------ DADOS DO EXERCÍCIO

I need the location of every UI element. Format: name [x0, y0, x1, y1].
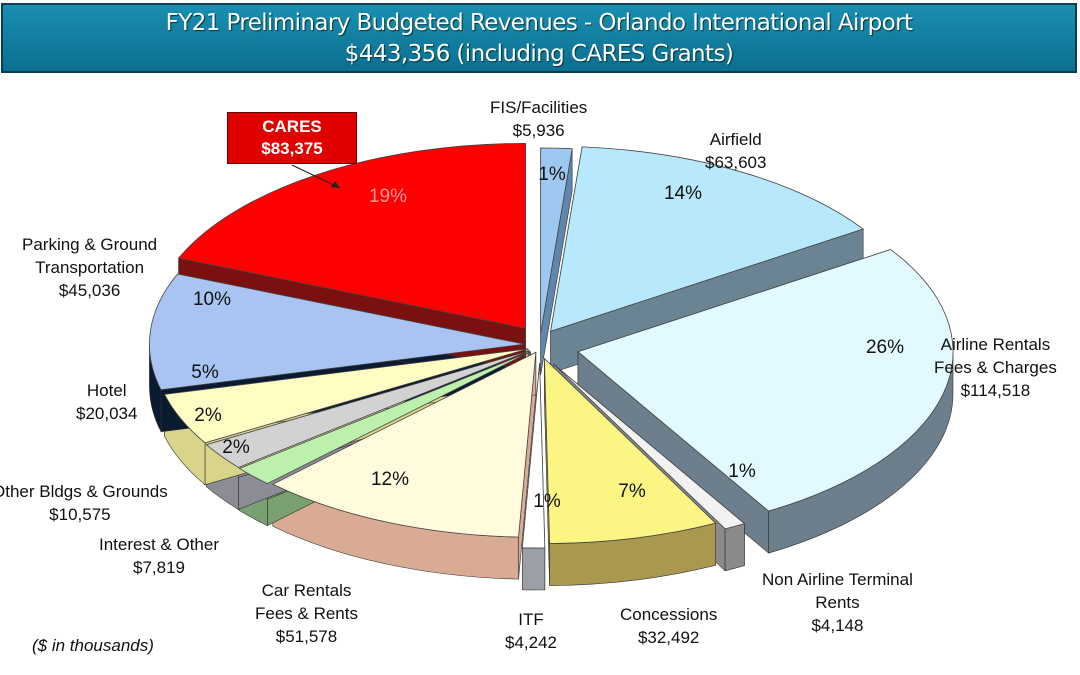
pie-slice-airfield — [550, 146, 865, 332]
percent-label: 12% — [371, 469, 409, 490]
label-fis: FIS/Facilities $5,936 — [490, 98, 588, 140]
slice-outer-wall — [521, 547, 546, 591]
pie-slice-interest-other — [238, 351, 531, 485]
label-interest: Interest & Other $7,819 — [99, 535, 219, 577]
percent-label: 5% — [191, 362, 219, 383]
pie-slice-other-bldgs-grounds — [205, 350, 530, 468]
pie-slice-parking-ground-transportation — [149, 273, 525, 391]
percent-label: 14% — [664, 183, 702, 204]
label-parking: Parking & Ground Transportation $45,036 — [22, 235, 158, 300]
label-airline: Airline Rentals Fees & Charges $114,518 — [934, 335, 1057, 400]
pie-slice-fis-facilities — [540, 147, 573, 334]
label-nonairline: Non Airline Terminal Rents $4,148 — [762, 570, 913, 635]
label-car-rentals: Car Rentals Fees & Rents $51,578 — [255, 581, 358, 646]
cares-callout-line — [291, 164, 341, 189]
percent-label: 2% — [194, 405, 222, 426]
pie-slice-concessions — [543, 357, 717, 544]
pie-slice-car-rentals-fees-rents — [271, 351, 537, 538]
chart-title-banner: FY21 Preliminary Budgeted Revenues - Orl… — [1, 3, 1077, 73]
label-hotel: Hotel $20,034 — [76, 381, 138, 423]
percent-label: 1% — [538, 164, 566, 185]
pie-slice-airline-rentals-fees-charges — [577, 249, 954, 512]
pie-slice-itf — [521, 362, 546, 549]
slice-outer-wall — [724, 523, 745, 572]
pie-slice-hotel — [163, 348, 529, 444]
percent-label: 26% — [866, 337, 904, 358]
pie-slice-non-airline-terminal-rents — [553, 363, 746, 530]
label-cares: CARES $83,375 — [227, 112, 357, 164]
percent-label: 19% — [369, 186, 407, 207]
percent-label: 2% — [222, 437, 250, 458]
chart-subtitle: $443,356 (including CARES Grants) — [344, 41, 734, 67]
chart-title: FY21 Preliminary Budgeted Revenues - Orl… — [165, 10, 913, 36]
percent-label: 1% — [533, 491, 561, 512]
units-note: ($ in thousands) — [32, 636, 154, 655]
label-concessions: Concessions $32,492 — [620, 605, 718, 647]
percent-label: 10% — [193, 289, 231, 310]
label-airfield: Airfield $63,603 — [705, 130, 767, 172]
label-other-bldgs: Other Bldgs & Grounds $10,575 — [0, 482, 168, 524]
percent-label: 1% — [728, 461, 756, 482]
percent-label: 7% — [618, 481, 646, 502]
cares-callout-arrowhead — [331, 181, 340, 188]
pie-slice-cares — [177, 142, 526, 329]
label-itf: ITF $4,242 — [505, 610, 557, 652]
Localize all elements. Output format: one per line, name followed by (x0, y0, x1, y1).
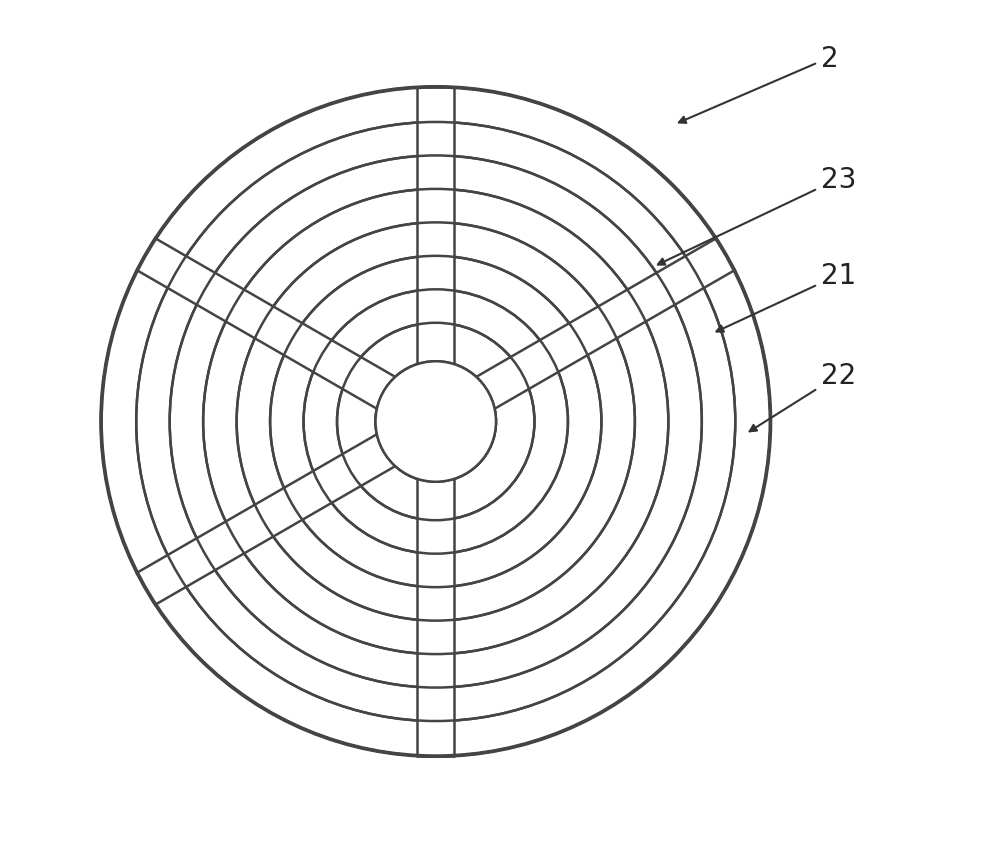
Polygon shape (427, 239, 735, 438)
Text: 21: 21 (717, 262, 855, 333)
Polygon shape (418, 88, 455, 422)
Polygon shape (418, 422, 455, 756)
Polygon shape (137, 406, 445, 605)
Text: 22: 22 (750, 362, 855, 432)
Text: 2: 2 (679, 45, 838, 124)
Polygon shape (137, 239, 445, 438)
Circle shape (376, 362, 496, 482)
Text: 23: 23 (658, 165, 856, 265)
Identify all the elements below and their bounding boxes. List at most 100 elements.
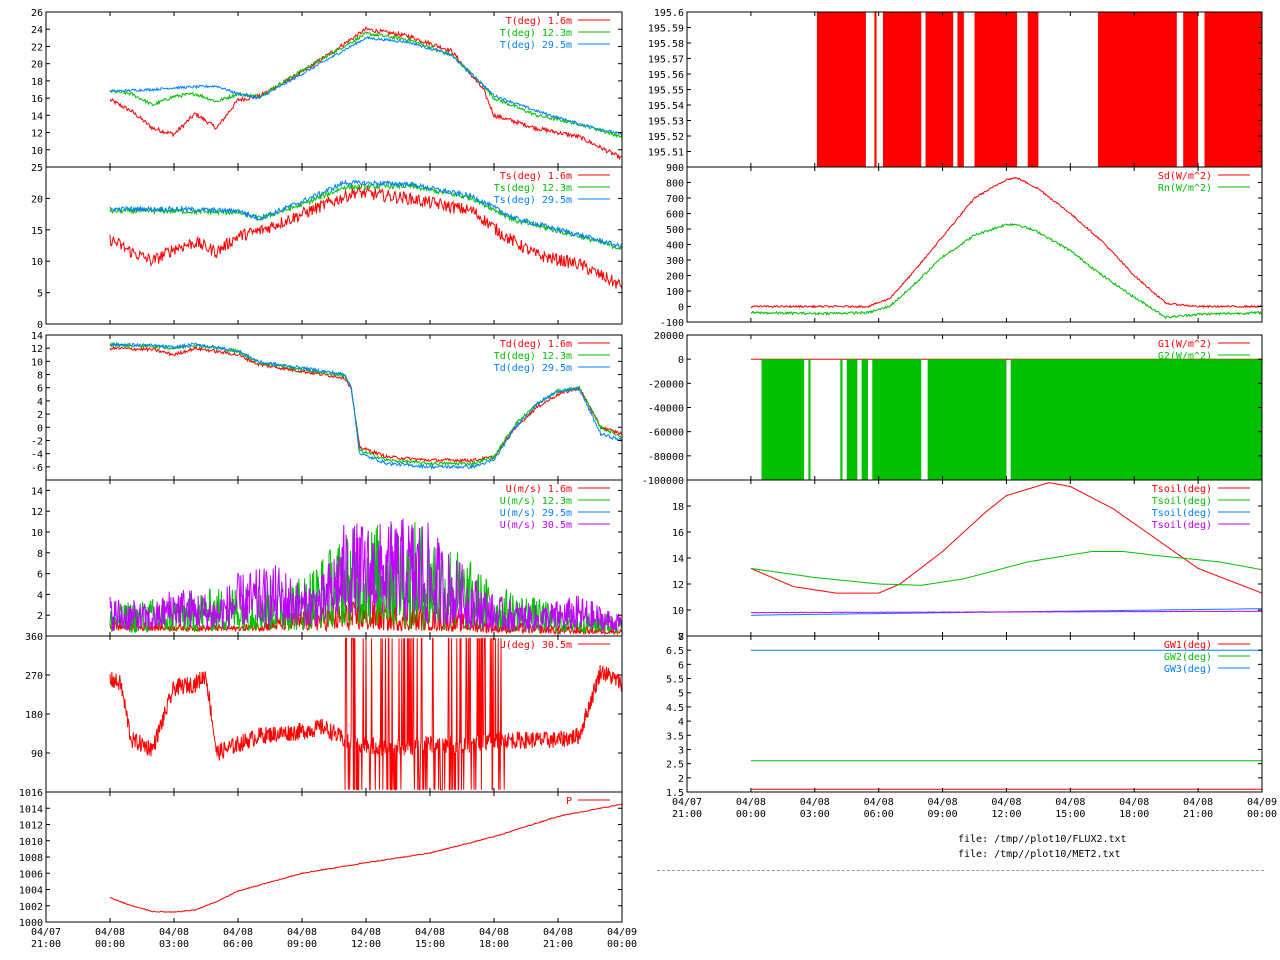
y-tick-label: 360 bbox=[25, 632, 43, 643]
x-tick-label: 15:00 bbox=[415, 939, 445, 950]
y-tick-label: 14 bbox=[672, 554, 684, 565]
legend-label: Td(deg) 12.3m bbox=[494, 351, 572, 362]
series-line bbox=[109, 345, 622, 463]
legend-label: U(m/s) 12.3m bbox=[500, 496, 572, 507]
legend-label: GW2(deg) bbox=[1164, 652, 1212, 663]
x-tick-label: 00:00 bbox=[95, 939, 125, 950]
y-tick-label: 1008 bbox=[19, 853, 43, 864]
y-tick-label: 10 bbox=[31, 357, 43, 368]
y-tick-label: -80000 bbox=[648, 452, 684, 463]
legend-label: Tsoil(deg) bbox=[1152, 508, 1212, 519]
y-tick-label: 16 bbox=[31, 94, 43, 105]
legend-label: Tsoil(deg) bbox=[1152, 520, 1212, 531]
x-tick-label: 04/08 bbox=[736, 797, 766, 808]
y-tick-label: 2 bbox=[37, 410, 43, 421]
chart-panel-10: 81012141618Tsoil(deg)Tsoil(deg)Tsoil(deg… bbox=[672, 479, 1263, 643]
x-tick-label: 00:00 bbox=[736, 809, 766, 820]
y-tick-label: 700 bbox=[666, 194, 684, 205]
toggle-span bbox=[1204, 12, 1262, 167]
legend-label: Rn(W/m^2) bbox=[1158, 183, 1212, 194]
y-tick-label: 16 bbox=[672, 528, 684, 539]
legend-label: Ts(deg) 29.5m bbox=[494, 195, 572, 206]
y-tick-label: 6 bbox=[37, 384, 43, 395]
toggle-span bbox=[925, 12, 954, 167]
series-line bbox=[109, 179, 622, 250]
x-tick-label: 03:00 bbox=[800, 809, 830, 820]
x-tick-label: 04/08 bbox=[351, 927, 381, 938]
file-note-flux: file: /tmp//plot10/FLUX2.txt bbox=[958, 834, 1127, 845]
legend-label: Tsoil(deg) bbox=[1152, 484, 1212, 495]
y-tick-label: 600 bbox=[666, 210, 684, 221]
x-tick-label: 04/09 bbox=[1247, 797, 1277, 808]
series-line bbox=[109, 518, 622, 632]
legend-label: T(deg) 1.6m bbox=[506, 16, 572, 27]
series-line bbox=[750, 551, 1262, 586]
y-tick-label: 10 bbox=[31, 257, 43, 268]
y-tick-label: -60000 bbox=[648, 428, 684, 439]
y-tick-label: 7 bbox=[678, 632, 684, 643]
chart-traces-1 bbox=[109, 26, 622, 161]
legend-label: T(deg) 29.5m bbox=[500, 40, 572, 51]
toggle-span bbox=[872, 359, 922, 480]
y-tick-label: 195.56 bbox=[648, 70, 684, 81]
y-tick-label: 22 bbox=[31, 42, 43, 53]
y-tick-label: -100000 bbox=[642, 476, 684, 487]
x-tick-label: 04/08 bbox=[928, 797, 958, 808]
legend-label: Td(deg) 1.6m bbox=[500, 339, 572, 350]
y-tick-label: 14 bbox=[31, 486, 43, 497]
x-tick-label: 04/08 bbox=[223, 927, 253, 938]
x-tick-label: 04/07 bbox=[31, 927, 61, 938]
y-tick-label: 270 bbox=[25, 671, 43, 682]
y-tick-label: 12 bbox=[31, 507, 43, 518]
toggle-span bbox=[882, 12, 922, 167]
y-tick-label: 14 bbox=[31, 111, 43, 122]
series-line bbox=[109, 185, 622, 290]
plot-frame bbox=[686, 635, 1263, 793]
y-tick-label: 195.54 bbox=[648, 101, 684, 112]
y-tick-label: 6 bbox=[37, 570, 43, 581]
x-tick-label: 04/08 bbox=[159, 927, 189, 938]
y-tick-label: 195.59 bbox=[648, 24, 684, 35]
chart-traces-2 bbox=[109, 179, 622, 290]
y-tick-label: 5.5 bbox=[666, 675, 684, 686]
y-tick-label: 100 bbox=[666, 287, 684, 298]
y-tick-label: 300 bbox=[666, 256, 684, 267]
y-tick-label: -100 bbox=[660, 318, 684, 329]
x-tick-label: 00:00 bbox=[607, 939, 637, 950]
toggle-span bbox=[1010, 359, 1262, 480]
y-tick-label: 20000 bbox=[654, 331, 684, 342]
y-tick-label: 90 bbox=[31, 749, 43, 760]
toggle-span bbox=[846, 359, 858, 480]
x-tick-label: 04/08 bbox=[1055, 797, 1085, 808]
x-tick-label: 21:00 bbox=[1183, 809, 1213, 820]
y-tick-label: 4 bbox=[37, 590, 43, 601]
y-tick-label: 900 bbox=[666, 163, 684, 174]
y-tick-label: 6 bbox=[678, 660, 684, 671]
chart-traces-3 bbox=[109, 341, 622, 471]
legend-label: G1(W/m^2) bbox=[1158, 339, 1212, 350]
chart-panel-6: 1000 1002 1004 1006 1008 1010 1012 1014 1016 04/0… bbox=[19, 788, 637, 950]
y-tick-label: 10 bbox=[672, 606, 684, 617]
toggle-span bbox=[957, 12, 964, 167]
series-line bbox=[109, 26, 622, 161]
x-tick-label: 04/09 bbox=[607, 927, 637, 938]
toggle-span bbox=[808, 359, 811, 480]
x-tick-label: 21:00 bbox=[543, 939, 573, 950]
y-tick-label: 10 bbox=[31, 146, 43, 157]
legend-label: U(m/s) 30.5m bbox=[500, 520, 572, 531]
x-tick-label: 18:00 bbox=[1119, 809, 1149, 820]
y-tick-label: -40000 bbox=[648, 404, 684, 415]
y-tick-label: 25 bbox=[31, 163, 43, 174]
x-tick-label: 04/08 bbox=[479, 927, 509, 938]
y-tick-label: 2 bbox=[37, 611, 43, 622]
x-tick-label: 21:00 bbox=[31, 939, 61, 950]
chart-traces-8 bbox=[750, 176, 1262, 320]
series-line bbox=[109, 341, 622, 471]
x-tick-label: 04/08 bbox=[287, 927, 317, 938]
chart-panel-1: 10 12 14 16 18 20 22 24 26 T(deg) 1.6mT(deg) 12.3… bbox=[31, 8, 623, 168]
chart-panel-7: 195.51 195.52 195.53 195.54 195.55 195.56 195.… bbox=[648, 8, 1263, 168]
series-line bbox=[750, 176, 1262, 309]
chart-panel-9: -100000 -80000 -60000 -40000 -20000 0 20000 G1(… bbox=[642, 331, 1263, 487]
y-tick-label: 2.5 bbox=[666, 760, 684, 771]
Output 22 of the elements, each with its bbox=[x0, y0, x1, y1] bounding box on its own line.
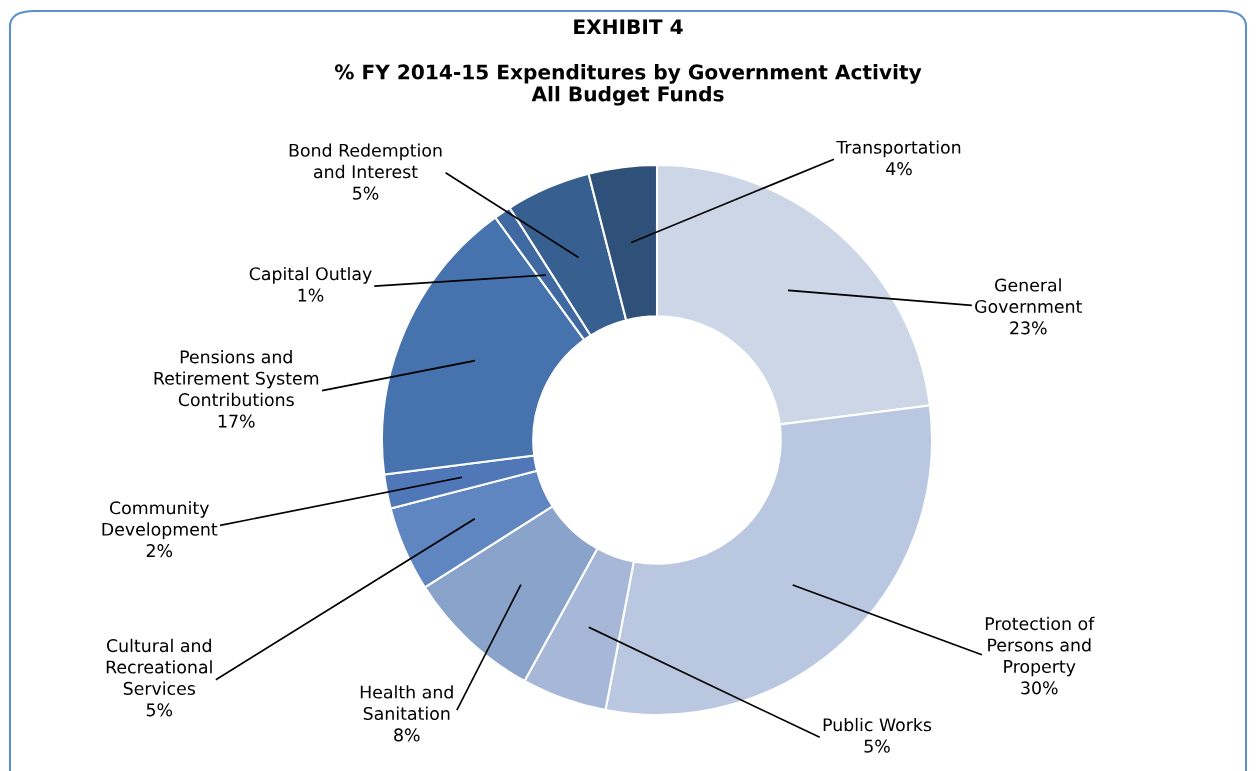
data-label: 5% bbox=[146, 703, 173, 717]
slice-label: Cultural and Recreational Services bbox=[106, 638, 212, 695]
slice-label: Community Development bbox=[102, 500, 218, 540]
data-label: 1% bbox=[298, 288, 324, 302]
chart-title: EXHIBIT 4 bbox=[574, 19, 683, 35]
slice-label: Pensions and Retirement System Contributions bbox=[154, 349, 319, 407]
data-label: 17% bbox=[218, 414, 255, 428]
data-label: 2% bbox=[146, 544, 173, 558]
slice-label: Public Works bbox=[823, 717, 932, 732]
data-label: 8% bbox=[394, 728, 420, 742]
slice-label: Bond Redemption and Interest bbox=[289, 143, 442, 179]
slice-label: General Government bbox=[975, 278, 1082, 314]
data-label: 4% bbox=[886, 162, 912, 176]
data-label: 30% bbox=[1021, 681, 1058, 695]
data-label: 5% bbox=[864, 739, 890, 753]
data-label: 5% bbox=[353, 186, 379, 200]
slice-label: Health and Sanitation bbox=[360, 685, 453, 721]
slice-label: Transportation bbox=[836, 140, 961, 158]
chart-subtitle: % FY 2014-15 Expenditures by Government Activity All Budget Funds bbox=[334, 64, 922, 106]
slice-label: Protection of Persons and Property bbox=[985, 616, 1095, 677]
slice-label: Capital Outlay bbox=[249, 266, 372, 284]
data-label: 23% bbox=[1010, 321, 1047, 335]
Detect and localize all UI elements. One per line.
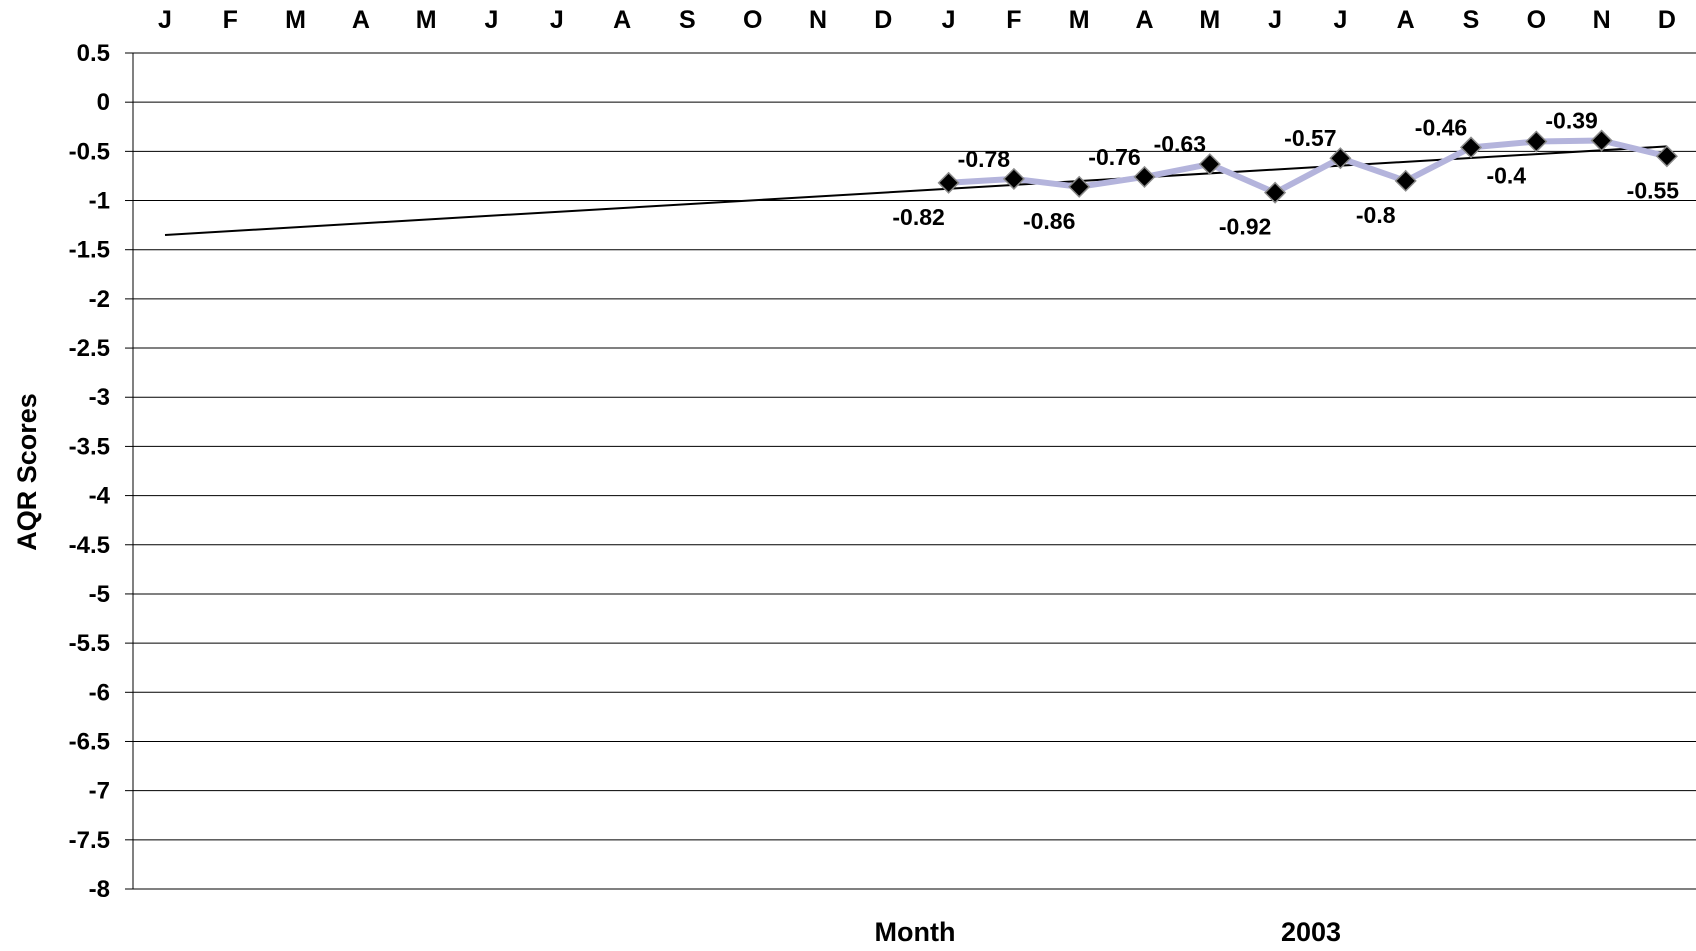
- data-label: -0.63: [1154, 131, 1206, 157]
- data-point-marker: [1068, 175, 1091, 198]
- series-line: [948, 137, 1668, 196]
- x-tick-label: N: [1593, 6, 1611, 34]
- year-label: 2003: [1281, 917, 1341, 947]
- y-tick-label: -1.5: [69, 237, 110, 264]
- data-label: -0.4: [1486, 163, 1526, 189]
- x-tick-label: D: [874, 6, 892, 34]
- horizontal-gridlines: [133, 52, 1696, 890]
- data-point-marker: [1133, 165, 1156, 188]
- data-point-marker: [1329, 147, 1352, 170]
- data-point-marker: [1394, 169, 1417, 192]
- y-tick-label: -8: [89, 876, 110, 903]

------------

INSTRUÇÕES: Reproduza sem alterações as linhas situadas entre a que contém "pie-slice-airfield — [550, 146, 865, 332]" e a que contém "percent-label: 5% — [191, 362, 219, 383]", ambas incluídas.

RESOLUÇÃO:
pie-slice-airfield — [550, 146, 865, 332]
percent-label: 12% — [371, 469, 409, 490]
label-fis: FIS/Facilities $5,936 — [490, 98, 588, 140]
slice-outer-wall — [521, 547, 546, 591]
pie-slice-interest-other — [238, 351, 531, 485]
label-interest: Interest & Other $7,819 — [99, 535, 219, 577]
percent-label: 5% — [191, 362, 219, 383]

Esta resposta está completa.